• Work to do: Rewrite the data from the line with "sat-label: SAT : [271, 1695, 302, 1709]" to the line with "qty-badge: x1 [929, 867, 972, 910]", both included, changing "qty-badge" to "quantity-badge" and keeping everything else the same. Give back only those lines.

/---

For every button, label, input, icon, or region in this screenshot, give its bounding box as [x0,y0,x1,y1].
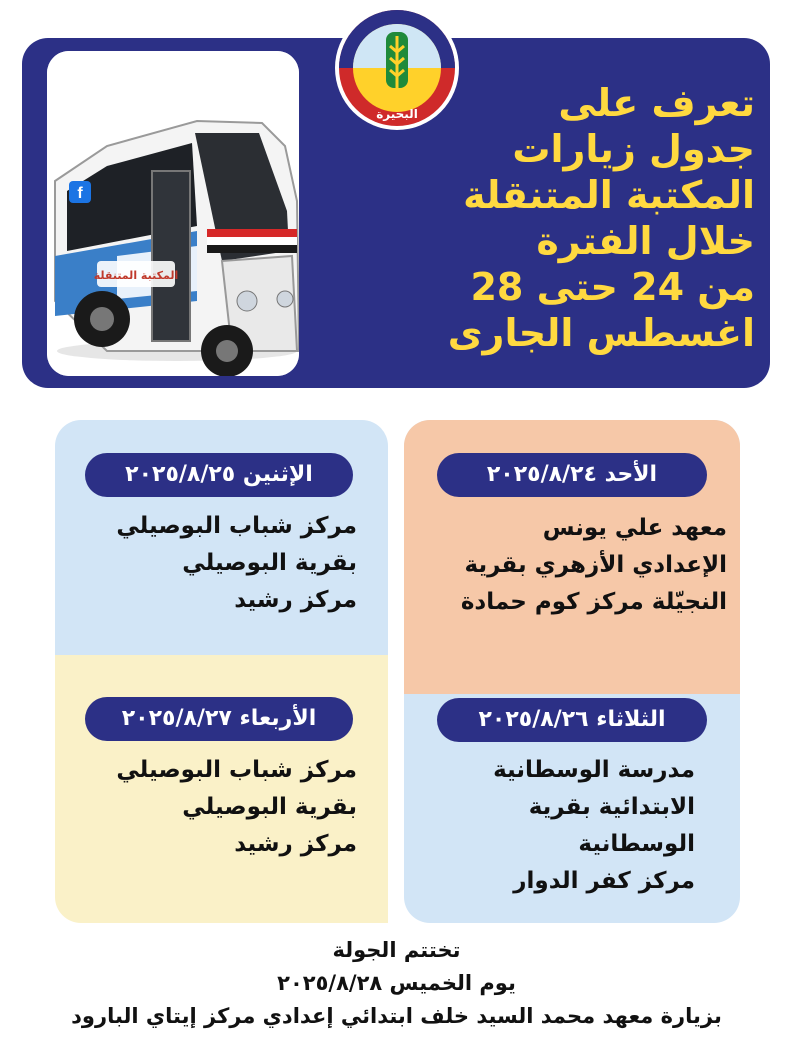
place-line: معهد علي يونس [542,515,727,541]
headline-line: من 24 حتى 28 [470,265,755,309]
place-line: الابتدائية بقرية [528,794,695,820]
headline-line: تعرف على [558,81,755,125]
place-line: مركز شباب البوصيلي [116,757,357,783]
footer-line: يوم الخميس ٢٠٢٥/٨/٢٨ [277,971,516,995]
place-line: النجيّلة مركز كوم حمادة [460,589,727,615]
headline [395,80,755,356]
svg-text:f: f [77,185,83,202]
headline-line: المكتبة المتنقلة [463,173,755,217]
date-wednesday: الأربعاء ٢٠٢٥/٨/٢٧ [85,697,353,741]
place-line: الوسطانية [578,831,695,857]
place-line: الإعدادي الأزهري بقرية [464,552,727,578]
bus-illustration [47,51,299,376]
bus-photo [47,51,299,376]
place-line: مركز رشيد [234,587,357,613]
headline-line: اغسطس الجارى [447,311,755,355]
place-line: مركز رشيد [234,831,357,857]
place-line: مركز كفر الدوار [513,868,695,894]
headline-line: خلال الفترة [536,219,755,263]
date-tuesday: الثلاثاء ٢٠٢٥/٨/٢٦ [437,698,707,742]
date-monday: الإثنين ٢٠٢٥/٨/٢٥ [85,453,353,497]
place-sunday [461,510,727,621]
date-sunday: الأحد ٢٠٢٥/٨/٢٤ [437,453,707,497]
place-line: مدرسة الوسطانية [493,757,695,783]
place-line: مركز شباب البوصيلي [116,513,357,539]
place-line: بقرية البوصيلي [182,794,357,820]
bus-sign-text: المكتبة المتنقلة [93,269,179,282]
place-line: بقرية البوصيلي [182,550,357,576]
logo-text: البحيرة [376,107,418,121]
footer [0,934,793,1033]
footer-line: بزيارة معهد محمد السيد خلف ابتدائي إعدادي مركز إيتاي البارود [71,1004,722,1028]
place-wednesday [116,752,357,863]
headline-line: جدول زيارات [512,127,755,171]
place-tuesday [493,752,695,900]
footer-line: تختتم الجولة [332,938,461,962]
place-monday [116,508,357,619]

\---
/---

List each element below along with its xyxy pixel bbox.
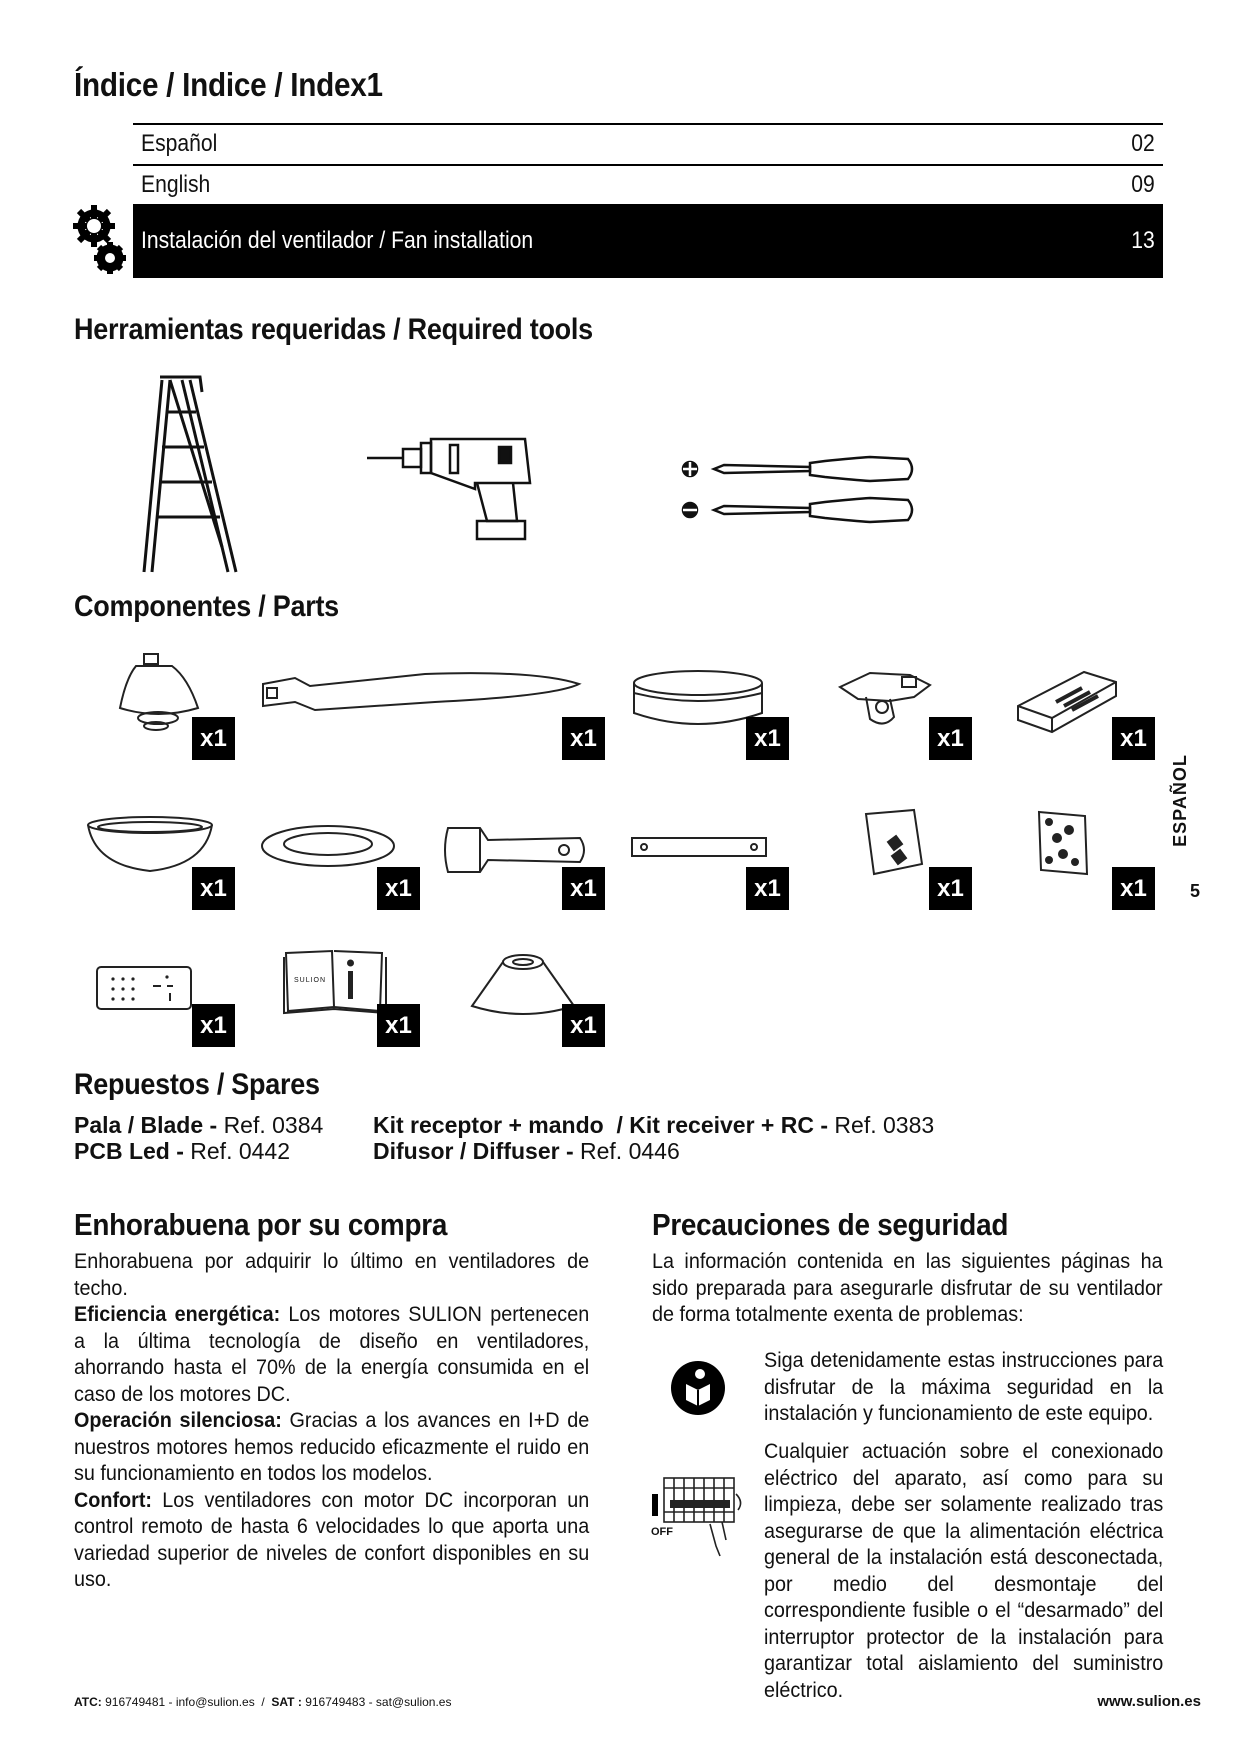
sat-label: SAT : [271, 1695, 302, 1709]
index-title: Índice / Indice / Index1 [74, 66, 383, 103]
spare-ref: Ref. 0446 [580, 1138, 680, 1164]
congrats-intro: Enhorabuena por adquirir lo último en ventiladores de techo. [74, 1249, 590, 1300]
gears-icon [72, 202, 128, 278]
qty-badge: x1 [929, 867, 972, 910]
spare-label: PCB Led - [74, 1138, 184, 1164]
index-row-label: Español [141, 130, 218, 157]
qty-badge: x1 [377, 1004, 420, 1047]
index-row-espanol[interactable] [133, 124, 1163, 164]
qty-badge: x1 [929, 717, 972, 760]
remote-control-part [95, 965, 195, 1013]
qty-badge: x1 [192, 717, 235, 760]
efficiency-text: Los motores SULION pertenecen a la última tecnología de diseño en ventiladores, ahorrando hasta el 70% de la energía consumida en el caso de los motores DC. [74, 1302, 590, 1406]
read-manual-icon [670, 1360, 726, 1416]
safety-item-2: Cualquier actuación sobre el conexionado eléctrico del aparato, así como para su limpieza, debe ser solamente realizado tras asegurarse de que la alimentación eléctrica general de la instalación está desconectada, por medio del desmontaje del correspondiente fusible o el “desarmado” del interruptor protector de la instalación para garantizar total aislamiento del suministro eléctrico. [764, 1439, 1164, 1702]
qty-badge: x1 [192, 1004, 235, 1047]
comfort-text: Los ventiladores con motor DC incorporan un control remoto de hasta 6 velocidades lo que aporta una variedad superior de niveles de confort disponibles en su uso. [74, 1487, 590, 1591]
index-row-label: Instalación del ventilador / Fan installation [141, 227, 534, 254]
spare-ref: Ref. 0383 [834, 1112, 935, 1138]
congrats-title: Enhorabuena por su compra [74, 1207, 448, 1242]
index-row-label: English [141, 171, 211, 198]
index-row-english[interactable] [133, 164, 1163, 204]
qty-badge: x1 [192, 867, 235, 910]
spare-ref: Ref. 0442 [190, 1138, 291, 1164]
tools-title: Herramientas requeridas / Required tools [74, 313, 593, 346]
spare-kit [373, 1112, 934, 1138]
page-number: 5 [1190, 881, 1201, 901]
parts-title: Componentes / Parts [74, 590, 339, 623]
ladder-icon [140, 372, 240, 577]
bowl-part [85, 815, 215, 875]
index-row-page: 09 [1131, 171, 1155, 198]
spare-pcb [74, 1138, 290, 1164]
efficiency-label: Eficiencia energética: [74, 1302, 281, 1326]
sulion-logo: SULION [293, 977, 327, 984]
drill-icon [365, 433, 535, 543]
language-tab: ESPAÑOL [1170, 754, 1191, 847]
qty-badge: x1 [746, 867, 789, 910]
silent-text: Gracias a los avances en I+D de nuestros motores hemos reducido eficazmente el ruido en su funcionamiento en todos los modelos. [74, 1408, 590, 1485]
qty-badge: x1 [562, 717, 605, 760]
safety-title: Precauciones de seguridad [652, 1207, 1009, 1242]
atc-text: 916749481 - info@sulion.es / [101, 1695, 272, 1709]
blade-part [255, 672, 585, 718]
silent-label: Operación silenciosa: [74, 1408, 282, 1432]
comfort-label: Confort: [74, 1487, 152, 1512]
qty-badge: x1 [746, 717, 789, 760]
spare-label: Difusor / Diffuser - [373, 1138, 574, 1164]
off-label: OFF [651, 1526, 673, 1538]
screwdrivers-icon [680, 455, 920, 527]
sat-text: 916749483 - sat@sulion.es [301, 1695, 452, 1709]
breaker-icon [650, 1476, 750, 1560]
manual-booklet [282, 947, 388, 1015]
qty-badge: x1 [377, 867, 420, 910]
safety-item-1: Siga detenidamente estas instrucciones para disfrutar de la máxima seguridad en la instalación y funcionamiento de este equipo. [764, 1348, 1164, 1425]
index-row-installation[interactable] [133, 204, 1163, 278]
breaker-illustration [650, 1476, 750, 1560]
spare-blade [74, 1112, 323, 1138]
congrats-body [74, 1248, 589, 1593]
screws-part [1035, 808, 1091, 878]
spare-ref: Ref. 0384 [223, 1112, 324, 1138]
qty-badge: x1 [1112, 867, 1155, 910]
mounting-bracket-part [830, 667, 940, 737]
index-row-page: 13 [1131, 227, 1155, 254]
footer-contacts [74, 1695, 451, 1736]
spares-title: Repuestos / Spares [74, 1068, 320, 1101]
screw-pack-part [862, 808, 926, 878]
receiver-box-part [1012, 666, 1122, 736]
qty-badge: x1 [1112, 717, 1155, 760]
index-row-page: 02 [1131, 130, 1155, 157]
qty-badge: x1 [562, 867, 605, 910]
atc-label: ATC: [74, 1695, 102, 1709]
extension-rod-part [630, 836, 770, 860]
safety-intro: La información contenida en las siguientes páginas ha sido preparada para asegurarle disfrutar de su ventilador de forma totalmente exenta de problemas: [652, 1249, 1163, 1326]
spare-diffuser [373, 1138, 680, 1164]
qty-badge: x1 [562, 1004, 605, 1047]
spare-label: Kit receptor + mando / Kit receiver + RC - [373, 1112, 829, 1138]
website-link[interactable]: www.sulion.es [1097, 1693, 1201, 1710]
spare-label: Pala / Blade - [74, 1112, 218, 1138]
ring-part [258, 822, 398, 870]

\---

• Exercise result:
sat-label: SAT : [271, 1695, 302, 1709]
index-title: Índice / Indice / Index1 [74, 66, 383, 103]
spare-ref: Ref. 0446 [580, 1138, 680, 1164]
congrats-intro: Enhorabuena por adquirir lo último en ventiladores de techo. [74, 1249, 590, 1300]
gears-icon [72, 202, 128, 278]
quantity-badge: x1 [929, 867, 972, 910]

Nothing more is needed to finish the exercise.